GOAL:
Reproduce every line of the entries below, swapping "icon" for "symbol" wherever it occurs and leaving everything else unchanged. Omit the pictures from your answer.
## Begin SUPPLIED DATA
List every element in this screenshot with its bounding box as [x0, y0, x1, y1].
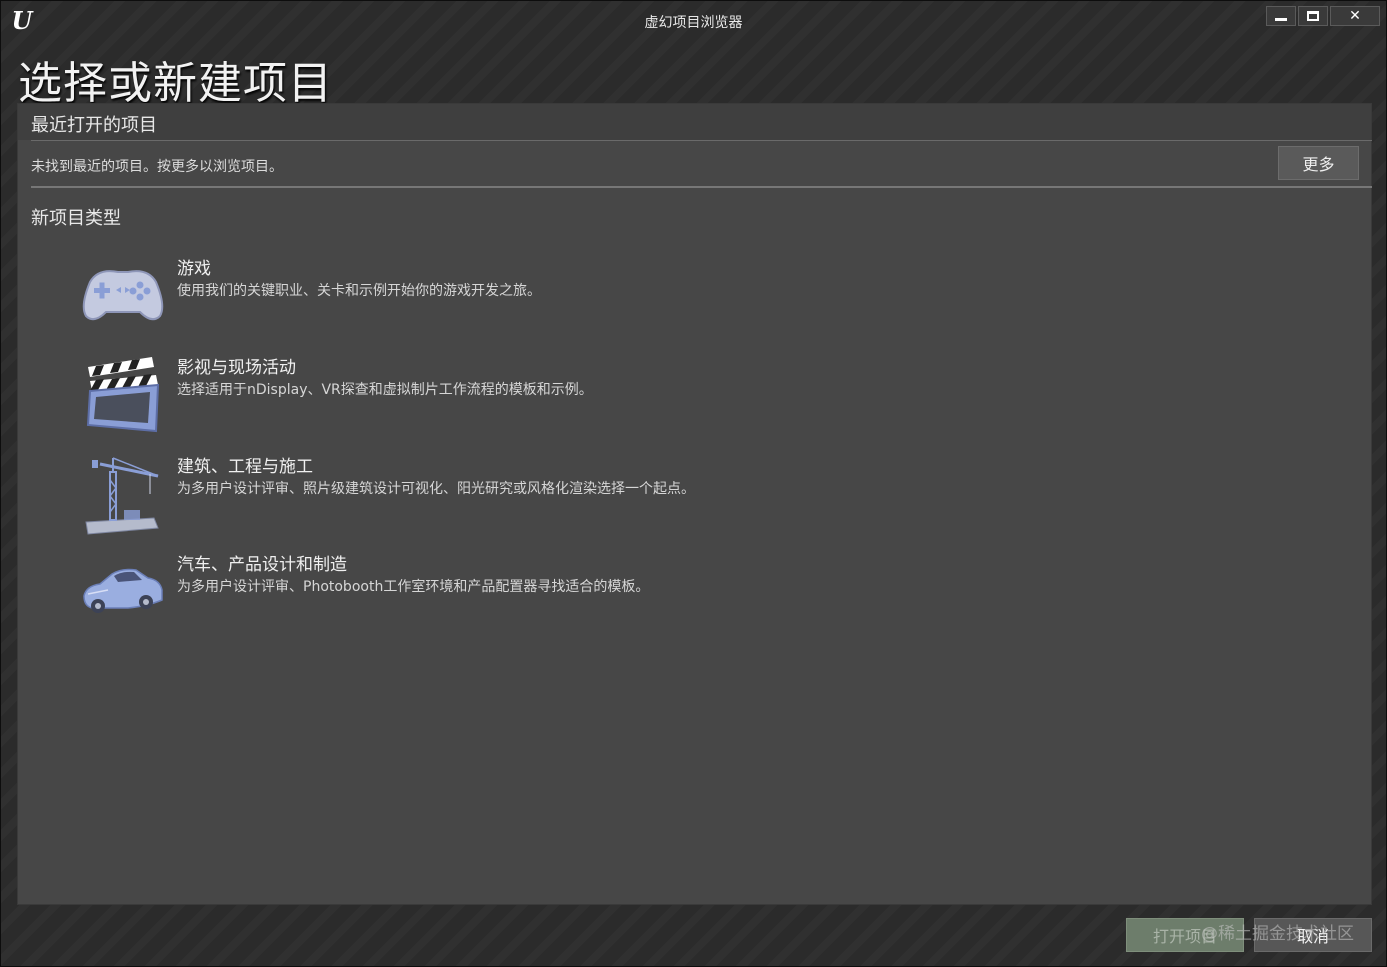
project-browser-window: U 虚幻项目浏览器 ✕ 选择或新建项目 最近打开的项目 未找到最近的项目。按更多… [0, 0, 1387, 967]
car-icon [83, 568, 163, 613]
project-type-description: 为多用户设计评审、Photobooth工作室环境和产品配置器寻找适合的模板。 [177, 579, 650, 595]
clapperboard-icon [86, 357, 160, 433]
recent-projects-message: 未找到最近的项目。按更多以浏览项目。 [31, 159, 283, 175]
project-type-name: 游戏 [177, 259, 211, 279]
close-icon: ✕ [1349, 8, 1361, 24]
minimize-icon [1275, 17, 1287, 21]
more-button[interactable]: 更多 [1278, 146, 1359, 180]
## End SUPPLIED DATA
REPLY TO THE EXERCISE:
List every element in this screenshot with its bounding box as [x0, y0, x1, y1].
project-browser-window: U 虚幻项目浏览器 ✕ 选择或新建项目 最近打开的项目 未找到最近的项目。按更多… [0, 0, 1387, 967]
car-symbol [83, 568, 163, 613]
project-type-description: 为多用户设计评审、Photobooth工作室环境和产品配置器寻找适合的模板。 [177, 579, 650, 595]
clapperboard-symbol [86, 357, 160, 433]
recent-projects-message: 未找到最近的项目。按更多以浏览项目。 [31, 159, 283, 175]
project-type-name: 游戏 [177, 259, 211, 279]
close-symbol: ✕ [1349, 8, 1361, 24]
minimize-symbol [1275, 17, 1287, 21]
more-button[interactable]: 更多 [1278, 146, 1359, 180]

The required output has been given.